= Aim of the task =
Repeat each entry word for word. Leave any images out of the copy.
◇ ◇ ◇ ◇
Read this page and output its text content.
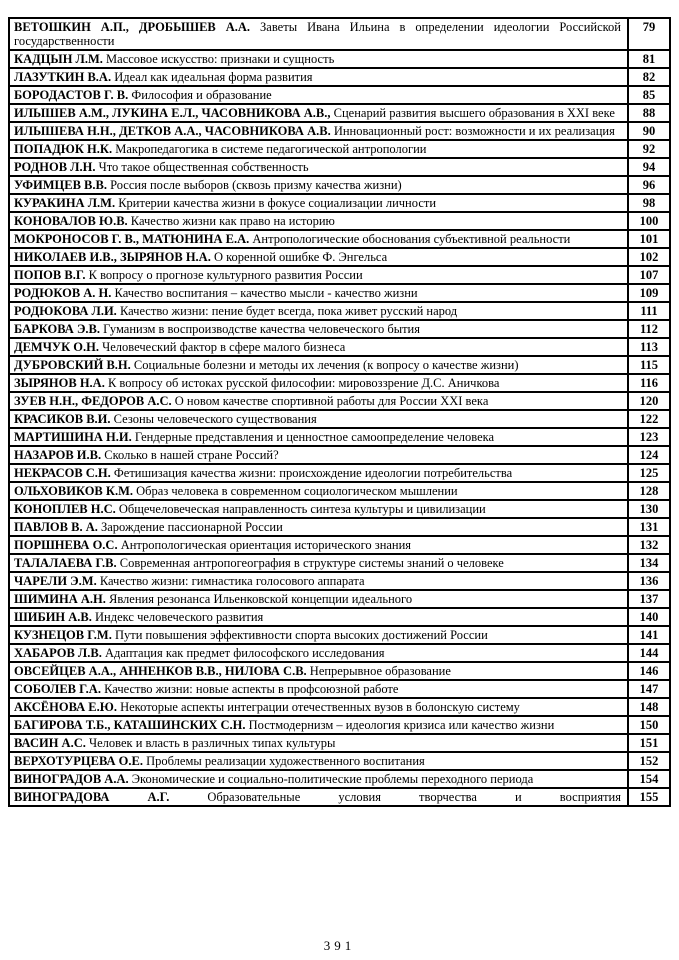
ВЕТОШКИН А.П., ДРОБЫШЕВ А.А. Заветы Ивана Ильина в определении идеологии Российской государственности	79
КАДЦЫН Л.М. Массовое искусство: признаки и сущность	81
ЛАЗУТКИН В.А. Идеал как идеальная форма развития	82
БОРОДАСТОВ Г. В. Философия и образование	85
ИЛЫШЕВ А.М., ЛУКИНА Е.Л., ЧАСОВНИКОВА А.В., Сценарий развития высшего образования в XXI веке	88
ИЛЫШЕВА Н.Н., ДЕТКОВ А.А., ЧАСОВНИКОВА А.В. Инновационный рост: возможности и их реализация	90
ПОПАДЮК Н.К. Макропедагогика в системе педагогической антропологии	92
РОДНОВ Л.Н. Что такое общественная собственность	94
УФИМЦЕВ В.В. Россия после выборов (сквозь призму качества жизни)	96
КУРАКИНА Л.М. Критерии качества жизни в фокусе социализации личности	98
КОНОВАЛОВ Ю.В. Качество жизни как право на историю	100
МОКРОНОСОВ Г. В., МАТЮНИНА Е.А. Антропологические обоснования субъективной реальности	101
НИКОЛАЕВ И.В., ЗЫРЯНОВ Н.А. О коренной ошибке Ф. Энгельса	102
ПОПОВ В.Г. К вопросу о прогнозе культурного развития России	107
РОДЮКОВ А. Н. Качество воспитания – качество мысли - качество жизни	109
РОДЮКОВА Л.И. Качество жизни: пение будет всегда, пока живет русский народ	111
БАРКОВА Э.В. Гуманизм в воспроизводстве качества человеческого бытия	112
ДЕМЧУК О.Н. Человеческий фактор в сфере малого бизнеса	113
ДУБРОВСКИЙ В.Н. Социальные болезни и методы их лечения (к вопросу о качестве жизни)	115
ЗЫРЯНОВ Н.А. К вопросу об истоках русской философии: мировоззрение Д.С. Аничкова	116
ЗУЕВ Н.Н., ФЕДОРОВ А.С. О новом качестве спортивной работы для России XXI века	120
КРАСИКОВ В.И. Сезоны человеческого существования	122
МАРТИШИНА Н.И. Гендерные представления и ценностное самоопределение человека	123
НАЗАРОВ И.В. Сколько в нашей стране Россий?	124
НЕКРАСОВ С.Н. Фетишизация качества жизни: происхождение идеологии потребительства	125
ОЛЬХОВИКОВ К.М. Образ человека в современном социологическом мышлении	128
КОНОПЛЕВ Н.С. Общечеловеческая направленность синтеза культуры и цивилизации	130
ПАВЛОВ В. А. Зарождение пассионарной России	131
ПОРШНЕВА О.С. Антропологическая ориентация исторического знания	132
ТАЛАЛАЕВА Г.В. Современная антропогеография в структуре системы знаний о человеке	134
ЧАРЕЛИ Э.М. Качество жизни: гимнастика голосового аппарата	136
ШИМИНА А.Н. Явления резонанса Ильенковской концепции идеального	137
ШИБИН А.В. Индекс человеческого развития	140
КУЗНЕЦОВ Г.М. Пути повышения эффективности спорта высоких достижений России	141
ХАБАРОВ Л.В. Адаптация как предмет философского исследования	144
ОВСЕЙЦЕВ А.А., АННЕНКОВ В.В., НИЛОВА С.В. Непрерывное образование	146
СОБОЛЕВ Г.А. Качество жизни: новые аспекты в профсоюзной работе	147
АКСЁНОВА Е.Ю. Некоторые аспекты интеграции отечественных вузов в болонскую систему	148
БАГИРОВА Т.Б., КАТАШИНСКИХ С.Н. Постмодернизм – идеология кризиса или качество жизни	150
ВАСИН А.С. Человек и власть в различных типах культуры	151
ВЕРХОТУРЦЕВА О.Е. Проблемы реализации художественного воспитания	152
ВИНОГРАДОВ А.А. Экономические и социально-политические проблемы переходного периода	154
ВИНОГРАДОВА А.Г. Образовательные условия творчества и восприятия	155
391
◇ ◇ ◇ ◇
= Output =
Read this page and output its text content.
ВЕТОШКИН А.П., ДРОБЫШЕВ А.А. Заветы Ивана Ильина в определении идеологии Российской государственности	79
КАДЦЫН Л.М. Массовое искусство: признаки и сущность	81
ЛАЗУТКИН В.А. Идеал как идеальная форма развития	82
БОРОДАСТОВ Г. В. Философия и образование	85
ИЛЫШЕВ А.М., ЛУКИНА Е.Л., ЧАСОВНИКОВА А.В., Сценарий развития высшего образования в XXI веке	88
ИЛЫШЕВА Н.Н., ДЕТКОВ А.А., ЧАСОВНИКОВА А.В. Инновационный рост: возможности и их реализация	90
ПОПАДЮК Н.К. Макропедагогика в системе педагогической антропологии	92
РОДНОВ Л.Н. Что такое общественная собственность	94
УФИМЦЕВ В.В. Россия после выборов (сквозь призму качества жизни)	96
КУРАКИНА Л.М. Критерии качества жизни в фокусе социализации личности	98
КОНОВАЛОВ Ю.В. Качество жизни как право на историю	100
МОКРОНОСОВ Г. В., МАТЮНИНА Е.А. Антропологические обоснования субъективной реальности	101
НИКОЛАЕВ И.В., ЗЫРЯНОВ Н.А. О коренной ошибке Ф. Энгельса	102
ПОПОВ В.Г. К вопросу о прогнозе культурного развития России	107
РОДЮКОВ А. Н. Качество воспитания – качество мысли - качество жизни	109
РОДЮКОВА Л.И. Качество жизни: пение будет всегда, пока живет русский народ	111
БАРКОВА Э.В. Гуманизм в воспроизводстве качества человеческого бытия	112
ДЕМЧУК О.Н. Человеческий фактор в сфере малого бизнеса	113
ДУБРОВСКИЙ В.Н. Социальные болезни и методы их лечения (к вопросу о качестве жизни)	115
ЗЫРЯНОВ Н.А. К вопросу об истоках русской философии: мировоззрение Д.С. Аничкова	116
ЗУЕВ Н.Н., ФЕДОРОВ А.С. О новом качестве спортивной работы для России XXI века	120
КРАСИКОВ В.И. Сезоны человеческого существования	122
МАРТИШИНА Н.И. Гендерные представления и ценностное самоопределение человека	123
НАЗАРОВ И.В. Сколько в нашей стране Россий?	124
НЕКРАСОВ С.Н. Фетишизация качества жизни: происхождение идеологии потребительства	125
ОЛЬХОВИКОВ К.М. Образ человека в современном социологическом мышлении	128
КОНОПЛЕВ Н.С. Общечеловеческая направленность синтеза культуры и цивилизации	130
ПАВЛОВ В. А. Зарождение пассионарной России	131
ПОРШНЕВА О.С. Антропологическая ориентация исторического знания	132
ТАЛАЛАЕВА Г.В. Современная антропогеография в структуре системы знаний о человеке	134
ЧАРЕЛИ Э.М. Качество жизни: гимнастика голосового аппарата	136
ШИМИНА А.Н. Явления резонанса Ильенковской концепции идеального	137
ШИБИН А.В. Индекс человеческого развития	140
КУЗНЕЦОВ Г.М. Пути повышения эффективности спорта высоких достижений России	141
ХАБАРОВ Л.В. Адаптация как предмет философского исследования	144
ОВСЕЙЦЕВ А.А., АННЕНКОВ В.В., НИЛОВА С.В. Непрерывное образование	146
СОБОЛЕВ Г.А. Качество жизни: новые аспекты в профсоюзной работе	147
АКСЁНОВА Е.Ю. Некоторые аспекты интеграции отечественных вузов в болонскую систему	148
БАГИРОВА Т.Б., КАТАШИНСКИХ С.Н. Постмодернизм – идеология кризиса или качество жизни	150
ВАСИН А.С. Человек и власть в различных типах культуры	151
ВЕРХОТУРЦЕВА О.Е. Проблемы реализации художественного воспитания	152
ВИНОГРАДОВ А.А. Экономические и социально-политические проблемы переходного периода	154
ВИНОГРАДОВА А.Г. Образовательные условия творчества и восприятия	155
391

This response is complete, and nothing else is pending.